_Collected data entries_
━━━━

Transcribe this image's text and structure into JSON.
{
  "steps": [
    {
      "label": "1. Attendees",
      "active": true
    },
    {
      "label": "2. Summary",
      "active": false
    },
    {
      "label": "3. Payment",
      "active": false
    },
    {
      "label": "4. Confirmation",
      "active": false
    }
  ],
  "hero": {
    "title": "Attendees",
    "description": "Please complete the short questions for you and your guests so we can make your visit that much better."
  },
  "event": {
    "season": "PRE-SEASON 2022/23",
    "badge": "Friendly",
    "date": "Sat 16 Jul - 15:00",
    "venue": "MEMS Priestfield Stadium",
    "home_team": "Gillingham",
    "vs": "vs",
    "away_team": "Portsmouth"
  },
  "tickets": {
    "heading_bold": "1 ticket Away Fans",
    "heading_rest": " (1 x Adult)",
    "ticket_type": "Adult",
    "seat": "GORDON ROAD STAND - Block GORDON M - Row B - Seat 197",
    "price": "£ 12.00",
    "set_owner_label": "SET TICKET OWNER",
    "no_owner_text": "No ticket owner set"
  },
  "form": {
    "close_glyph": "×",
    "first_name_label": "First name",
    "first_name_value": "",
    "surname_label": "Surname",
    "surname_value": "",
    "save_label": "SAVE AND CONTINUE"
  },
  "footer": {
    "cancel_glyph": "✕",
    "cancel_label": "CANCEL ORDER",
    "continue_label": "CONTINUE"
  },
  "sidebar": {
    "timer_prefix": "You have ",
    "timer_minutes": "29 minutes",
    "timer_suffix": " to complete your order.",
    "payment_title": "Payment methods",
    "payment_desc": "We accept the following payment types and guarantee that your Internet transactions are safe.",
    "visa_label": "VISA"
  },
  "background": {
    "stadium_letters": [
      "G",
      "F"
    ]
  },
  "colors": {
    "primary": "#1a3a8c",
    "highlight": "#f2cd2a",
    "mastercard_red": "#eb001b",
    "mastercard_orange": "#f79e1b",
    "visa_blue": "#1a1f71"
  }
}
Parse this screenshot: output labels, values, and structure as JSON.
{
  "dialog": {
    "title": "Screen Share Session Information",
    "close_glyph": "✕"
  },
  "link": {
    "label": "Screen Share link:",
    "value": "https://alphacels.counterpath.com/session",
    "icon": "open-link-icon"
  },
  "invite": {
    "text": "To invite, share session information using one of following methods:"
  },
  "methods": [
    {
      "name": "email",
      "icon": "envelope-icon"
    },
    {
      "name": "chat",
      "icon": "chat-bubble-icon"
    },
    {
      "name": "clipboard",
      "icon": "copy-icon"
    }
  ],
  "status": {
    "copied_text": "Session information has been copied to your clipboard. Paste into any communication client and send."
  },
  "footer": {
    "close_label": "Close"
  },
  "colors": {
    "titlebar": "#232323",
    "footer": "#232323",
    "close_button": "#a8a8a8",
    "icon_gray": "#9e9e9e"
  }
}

━━━━

_Your objective_
Print out all the entries precisely as written.

_Reply_
Transcribe this image's text and structure into JSON.
{
  "steps": [
    {
      "label": "1. Attendees",
      "active": true
    },
    {
      "label": "2. Summary",
      "active": false
    },
    {
      "label": "3. Payment",
      "active": false
    },
    {
      "label": "4. Confirmation",
      "active": false
    }
  ],
  "hero": {
    "title": "Attendees",
    "description": "Please complete the short questions for you and your guests so we can make your visit that much better."
  },
  "event": {
    "season": "PRE-SEASON 2022/23",
    "badge": "Friendly",
    "date": "Sat 16 Jul - 15:00",
    "venue": "MEMS Priestfield Stadium",
    "home_team": "Gillingham",
    "vs": "vs",
    "away_team": "Portsmouth"
  },
  "tickets": {
    "heading_bold": "1 ticket Away Fans",
    "heading_rest": " (1 x Adult)",
    "ticket_type": "Adult",
    "seat": "GORDON ROAD STAND - Block GORDON M - Row B - Seat 197",
    "price": "£ 12.00",
    "set_owner_label": "SET TICKET OWNER",
    "no_owner_text": "No ticket owner set"
  },
  "form": {
    "close_glyph": "×",
    "first_name_label": "First name",
    "first_name_value": "",
    "surname_label": "Surname",
    "surname_value": "",
    "save_label": "SAVE AND CONTINUE"
  },
  "footer": {
    "cancel_glyph": "✕",
    "cancel_label": "CANCEL ORDER",
    "continue_label": "CONTINUE"
  },
  "sidebar": {
    "timer_prefix": "You have ",
    "timer_minutes": "29 minutes",
    "timer_suffix": " to complete your order.",
    "payment_title": "Payment methods",
    "payment_desc": "We accept the following payment types and guarantee that your Internet transactions are safe.",
    "visa_label": "VISA"
  },
  "background": {
    "stadium_letters": [
      "G",
      "F"
    ]
  },
  "colors": {
    "primary": "#1a3a8c",
    "highlight": "#f2cd2a",
    "mastercard_red": "#eb001b",
    "mastercard_orange": "#f79e1b",
    "visa_blue": "#1a1f71"
  }
}
Parse this screenshot: output labels, values, and structure as JSON.
{
  "dialog": {
    "title": "Screen Share Session Information",
    "close_glyph": "✕"
  },
  "link": {
    "label": "Screen Share link:",
    "value": "https://alphacels.counterpath.com/session",
    "icon": "open-link-icon"
  },
  "invite": {
    "text": "To invite, share session information using one of following methods:"
  },
  "methods": [
    {
      "name": "email",
      "icon": "envelope-icon"
    },
    {
      "name": "chat",
      "icon": "chat-bubble-icon"
    },
    {
      "name": "clipboard",
      "icon": "copy-icon"
    }
  ],
  "status": {
    "copied_text": "Session information has been copied to your clipboard. Paste into any communication client and send."
  },
  "footer": {
    "close_label": "Close"
  },
  "colors": {
    "titlebar": "#232323",
    "footer": "#232323",
    "close_button": "#a8a8a8",
    "icon_gray": "#9e9e9e"
  }
}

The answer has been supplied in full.